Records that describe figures

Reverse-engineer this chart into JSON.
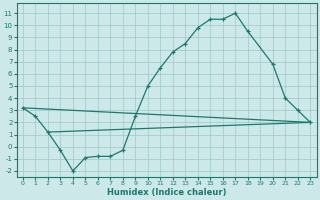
{
  "bg_color": "#cce8e8",
  "grid_color": "#a0c8c8",
  "line_color": "#1a7a6e",
  "xlabel": "Humidex (Indice chaleur)",
  "ylim": [
    -2.5,
    11.8
  ],
  "xlim": [
    -0.5,
    23.5
  ],
  "yticks": [
    -2,
    -1,
    0,
    1,
    2,
    3,
    4,
    5,
    6,
    7,
    8,
    9,
    10,
    11
  ],
  "xticks": [
    0,
    1,
    2,
    3,
    4,
    5,
    6,
    7,
    8,
    9,
    10,
    11,
    12,
    13,
    14,
    15,
    16,
    17,
    18,
    19,
    20,
    21,
    22,
    23
  ],
  "main_x": [
    0,
    1,
    2,
    3,
    4,
    5,
    6,
    7,
    8,
    9,
    10,
    11,
    12,
    13,
    14,
    15,
    16,
    17,
    18,
    20,
    21,
    22,
    23
  ],
  "main_y": [
    3.2,
    2.5,
    1.2,
    -0.3,
    -2.0,
    -0.9,
    -0.8,
    -0.8,
    -0.3,
    2.5,
    5.0,
    6.5,
    7.8,
    8.5,
    9.8,
    10.5,
    10.5,
    11.0,
    9.5,
    6.8,
    4.0,
    3.0,
    2.0
  ],
  "line1_x": [
    0,
    23
  ],
  "line1_y": [
    3.2,
    2.0
  ],
  "line2_x": [
    2,
    23
  ],
  "line2_y": [
    1.2,
    2.0
  ]
}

* Prompt *
Pictures in the records above are not copied; print everything else exactly.

* Solution *
Reverse-engineer this chart into JSON.
{
  "bg_color": "#cce8e8",
  "grid_color": "#a0c8c8",
  "line_color": "#1a7a6e",
  "xlabel": "Humidex (Indice chaleur)",
  "ylim": [
    -2.5,
    11.8
  ],
  "xlim": [
    -0.5,
    23.5
  ],
  "yticks": [
    -2,
    -1,
    0,
    1,
    2,
    3,
    4,
    5,
    6,
    7,
    8,
    9,
    10,
    11
  ],
  "xticks": [
    0,
    1,
    2,
    3,
    4,
    5,
    6,
    7,
    8,
    9,
    10,
    11,
    12,
    13,
    14,
    15,
    16,
    17,
    18,
    19,
    20,
    21,
    22,
    23
  ],
  "main_x": [
    0,
    1,
    2,
    3,
    4,
    5,
    6,
    7,
    8,
    9,
    10,
    11,
    12,
    13,
    14,
    15,
    16,
    17,
    18,
    20,
    21,
    22,
    23
  ],
  "main_y": [
    3.2,
    2.5,
    1.2,
    -0.3,
    -2.0,
    -0.9,
    -0.8,
    -0.8,
    -0.3,
    2.5,
    5.0,
    6.5,
    7.8,
    8.5,
    9.8,
    10.5,
    10.5,
    11.0,
    9.5,
    6.8,
    4.0,
    3.0,
    2.0
  ],
  "line1_x": [
    0,
    23
  ],
  "line1_y": [
    3.2,
    2.0
  ],
  "line2_x": [
    2,
    23
  ],
  "line2_y": [
    1.2,
    2.0
  ]
}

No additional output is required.